Stored items
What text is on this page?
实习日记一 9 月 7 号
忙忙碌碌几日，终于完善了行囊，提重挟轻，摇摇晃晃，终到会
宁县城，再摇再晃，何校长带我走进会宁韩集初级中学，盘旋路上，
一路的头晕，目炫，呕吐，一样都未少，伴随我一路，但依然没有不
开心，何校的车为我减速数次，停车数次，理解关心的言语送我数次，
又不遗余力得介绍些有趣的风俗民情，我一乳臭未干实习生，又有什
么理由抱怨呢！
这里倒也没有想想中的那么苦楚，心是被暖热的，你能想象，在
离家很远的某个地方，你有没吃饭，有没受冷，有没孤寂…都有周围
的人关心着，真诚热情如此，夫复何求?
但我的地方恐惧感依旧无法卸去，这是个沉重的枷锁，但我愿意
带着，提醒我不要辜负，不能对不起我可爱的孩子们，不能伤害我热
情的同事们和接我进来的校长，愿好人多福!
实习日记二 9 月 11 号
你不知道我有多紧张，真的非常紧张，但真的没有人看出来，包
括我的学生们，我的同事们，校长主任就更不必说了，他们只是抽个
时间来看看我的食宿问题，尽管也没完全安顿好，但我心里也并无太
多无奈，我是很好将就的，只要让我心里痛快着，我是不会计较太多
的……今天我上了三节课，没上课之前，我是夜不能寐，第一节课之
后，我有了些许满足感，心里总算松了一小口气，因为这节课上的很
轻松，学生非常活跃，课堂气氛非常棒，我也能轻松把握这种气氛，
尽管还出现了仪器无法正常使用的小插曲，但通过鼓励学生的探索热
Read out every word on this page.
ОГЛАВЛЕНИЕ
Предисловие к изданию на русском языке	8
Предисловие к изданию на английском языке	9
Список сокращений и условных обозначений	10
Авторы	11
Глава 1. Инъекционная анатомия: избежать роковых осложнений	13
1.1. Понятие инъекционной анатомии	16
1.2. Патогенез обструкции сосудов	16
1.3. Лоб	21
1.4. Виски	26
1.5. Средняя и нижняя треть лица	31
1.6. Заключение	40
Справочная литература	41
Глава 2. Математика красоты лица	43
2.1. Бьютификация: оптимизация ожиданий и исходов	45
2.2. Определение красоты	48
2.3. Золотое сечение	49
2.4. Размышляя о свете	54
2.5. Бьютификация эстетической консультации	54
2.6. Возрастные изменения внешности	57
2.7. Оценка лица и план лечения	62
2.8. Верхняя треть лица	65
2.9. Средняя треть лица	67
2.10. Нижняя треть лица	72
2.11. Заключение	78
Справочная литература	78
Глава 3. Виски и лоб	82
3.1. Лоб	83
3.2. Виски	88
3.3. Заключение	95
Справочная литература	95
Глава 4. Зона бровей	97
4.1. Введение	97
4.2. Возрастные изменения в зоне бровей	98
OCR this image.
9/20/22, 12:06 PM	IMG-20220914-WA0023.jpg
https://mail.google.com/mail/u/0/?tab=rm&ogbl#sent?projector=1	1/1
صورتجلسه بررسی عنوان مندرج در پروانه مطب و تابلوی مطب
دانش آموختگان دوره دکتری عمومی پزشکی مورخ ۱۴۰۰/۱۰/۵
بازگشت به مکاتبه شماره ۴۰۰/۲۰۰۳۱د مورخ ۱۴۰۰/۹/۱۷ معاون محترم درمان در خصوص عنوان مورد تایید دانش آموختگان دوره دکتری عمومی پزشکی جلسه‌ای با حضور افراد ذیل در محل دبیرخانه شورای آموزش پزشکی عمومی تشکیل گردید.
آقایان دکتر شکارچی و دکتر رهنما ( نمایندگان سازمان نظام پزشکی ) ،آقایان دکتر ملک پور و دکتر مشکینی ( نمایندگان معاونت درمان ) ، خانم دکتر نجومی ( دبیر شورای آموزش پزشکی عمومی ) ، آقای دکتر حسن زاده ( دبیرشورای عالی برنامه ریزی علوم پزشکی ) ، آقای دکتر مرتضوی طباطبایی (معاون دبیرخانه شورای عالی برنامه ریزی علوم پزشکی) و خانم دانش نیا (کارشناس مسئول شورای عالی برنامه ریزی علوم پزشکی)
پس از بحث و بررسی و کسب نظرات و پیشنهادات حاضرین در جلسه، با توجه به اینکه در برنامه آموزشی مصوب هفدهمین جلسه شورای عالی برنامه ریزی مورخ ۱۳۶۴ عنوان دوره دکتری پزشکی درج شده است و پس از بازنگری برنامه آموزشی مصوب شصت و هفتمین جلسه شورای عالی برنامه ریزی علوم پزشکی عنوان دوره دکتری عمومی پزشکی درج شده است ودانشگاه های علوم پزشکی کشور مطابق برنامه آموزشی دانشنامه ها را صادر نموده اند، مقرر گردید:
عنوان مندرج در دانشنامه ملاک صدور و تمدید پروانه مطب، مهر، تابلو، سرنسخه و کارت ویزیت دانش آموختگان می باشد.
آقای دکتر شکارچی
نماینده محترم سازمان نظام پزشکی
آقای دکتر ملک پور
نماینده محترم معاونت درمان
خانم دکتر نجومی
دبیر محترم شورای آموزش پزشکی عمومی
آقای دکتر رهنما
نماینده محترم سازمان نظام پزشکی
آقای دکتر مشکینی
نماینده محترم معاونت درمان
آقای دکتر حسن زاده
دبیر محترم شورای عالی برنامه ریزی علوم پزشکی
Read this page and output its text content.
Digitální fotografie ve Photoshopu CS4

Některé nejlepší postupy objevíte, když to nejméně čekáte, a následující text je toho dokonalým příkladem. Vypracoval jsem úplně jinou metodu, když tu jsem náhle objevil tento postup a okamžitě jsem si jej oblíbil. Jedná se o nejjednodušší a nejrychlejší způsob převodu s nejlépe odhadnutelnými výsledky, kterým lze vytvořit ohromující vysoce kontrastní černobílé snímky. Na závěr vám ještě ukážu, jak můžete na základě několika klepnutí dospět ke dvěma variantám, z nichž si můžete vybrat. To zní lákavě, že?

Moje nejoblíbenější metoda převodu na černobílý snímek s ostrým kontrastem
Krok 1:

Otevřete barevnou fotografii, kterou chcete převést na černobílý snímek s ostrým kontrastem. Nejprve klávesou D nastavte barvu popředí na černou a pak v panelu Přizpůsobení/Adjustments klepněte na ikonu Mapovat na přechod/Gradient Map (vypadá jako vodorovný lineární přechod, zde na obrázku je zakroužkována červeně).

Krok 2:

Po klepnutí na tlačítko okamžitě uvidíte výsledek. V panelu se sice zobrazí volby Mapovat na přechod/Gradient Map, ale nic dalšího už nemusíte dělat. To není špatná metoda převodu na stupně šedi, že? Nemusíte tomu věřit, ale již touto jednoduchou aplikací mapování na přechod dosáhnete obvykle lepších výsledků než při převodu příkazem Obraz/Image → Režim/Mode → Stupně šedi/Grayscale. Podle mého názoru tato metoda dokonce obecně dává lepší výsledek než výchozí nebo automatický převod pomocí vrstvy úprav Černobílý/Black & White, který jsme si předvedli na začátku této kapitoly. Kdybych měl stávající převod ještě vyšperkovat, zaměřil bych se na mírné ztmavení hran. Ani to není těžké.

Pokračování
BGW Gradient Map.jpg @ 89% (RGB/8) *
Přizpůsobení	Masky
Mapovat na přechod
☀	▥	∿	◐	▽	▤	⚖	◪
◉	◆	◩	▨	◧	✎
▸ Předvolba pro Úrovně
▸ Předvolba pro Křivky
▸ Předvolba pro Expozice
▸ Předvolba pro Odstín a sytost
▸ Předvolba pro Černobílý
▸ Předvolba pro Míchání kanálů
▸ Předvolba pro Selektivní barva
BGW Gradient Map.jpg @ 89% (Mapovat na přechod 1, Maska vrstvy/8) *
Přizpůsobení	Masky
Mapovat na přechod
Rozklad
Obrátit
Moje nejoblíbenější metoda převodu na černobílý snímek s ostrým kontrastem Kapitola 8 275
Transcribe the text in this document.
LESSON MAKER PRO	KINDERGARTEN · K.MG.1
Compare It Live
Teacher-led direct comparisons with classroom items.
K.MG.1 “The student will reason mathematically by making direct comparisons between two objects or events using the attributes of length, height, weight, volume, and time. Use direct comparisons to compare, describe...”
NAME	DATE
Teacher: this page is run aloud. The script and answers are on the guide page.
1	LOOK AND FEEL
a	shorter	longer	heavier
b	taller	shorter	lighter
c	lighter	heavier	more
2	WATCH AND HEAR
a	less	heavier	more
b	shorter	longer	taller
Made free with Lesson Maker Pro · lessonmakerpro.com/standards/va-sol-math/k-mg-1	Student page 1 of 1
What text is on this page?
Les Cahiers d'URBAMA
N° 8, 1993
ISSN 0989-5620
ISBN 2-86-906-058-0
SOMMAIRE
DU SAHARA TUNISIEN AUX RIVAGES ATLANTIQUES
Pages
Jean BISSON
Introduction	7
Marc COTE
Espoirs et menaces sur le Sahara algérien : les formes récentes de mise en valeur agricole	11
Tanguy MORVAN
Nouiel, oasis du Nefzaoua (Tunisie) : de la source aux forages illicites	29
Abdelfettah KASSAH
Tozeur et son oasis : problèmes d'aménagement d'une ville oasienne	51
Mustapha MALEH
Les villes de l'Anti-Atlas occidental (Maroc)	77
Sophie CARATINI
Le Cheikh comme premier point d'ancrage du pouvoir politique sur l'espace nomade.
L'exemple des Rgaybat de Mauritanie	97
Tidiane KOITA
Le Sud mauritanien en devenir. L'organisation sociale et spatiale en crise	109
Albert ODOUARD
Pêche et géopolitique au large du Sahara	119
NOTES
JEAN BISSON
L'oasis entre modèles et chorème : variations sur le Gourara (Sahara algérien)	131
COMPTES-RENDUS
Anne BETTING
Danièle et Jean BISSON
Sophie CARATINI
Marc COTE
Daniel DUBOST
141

**AIM:** Starting at the line that contains "Transcribe the text in this document.", print every line through the end of the listing, word for word. Leave out all the rest.

**TASK RESULT:**
Transcribe the text in this document.
LESSON MAKER PRO	KINDERGARTEN · K.MG.1
Compare It Live
Teacher-led direct comparisons with classroom items.
K.MG.1 “The student will reason mathematically by making direct comparisons between two objects or events using the attributes of length, height, weight, volume, and time. Use direct comparisons to compare, describe...”
NAME	DATE
Teacher: this page is run aloud. The script and answers are on the guide page.
1	LOOK AND FEEL
a	shorter	longer	heavier
b	taller	shorter	lighter
c	lighter	heavier	more
2	WATCH AND HEAR
a	less	heavier	more
b	shorter	longer	taller
Made free with Lesson Maker Pro · lessonmakerpro.com/standards/va-sol-math/k-mg-1	Student page 1 of 1
What text is on this page?
Les Cahiers d'URBAMA
N° 8, 1993
ISSN 0989-5620
ISBN 2-86-906-058-0
SOMMAIRE
DU SAHARA TUNISIEN AUX RIVAGES ATLANTIQUES
Pages
Jean BISSON
Introduction	7
Marc COTE
Espoirs et menaces sur le Sahara algérien : les formes récentes de mise en valeur agricole	11
Tanguy MORVAN
Nouiel, oasis du Nefzaoua (Tunisie) : de la source aux forages illicites	29
Abdelfettah KASSAH
Tozeur et son oasis : problèmes d'aménagement d'une ville oasienne	51
Mustapha MALEH
Les villes de l'Anti-Atlas occidental (Maroc)	77
Sophie CARATINI
Le Cheikh comme premier point d'ancrage du pouvoir politique sur l'espace nomade.
L'exemple des Rgaybat de Mauritanie	97
Tidiane KOITA
Le Sud mauritanien en devenir. L'organisation sociale et spatiale en crise	109
Albert ODOUARD
Pêche et géopolitique au large du Sahara	119
NOTES
JEAN BISSON
L'oasis entre modèles et chorème : variations sur le Gourara (Sahara algérien)	131
COMPTES-RENDUS
Anne BETTING
Danièle et Jean BISSON
Sophie CARATINI
Marc COTE
Daniel DUBOST
141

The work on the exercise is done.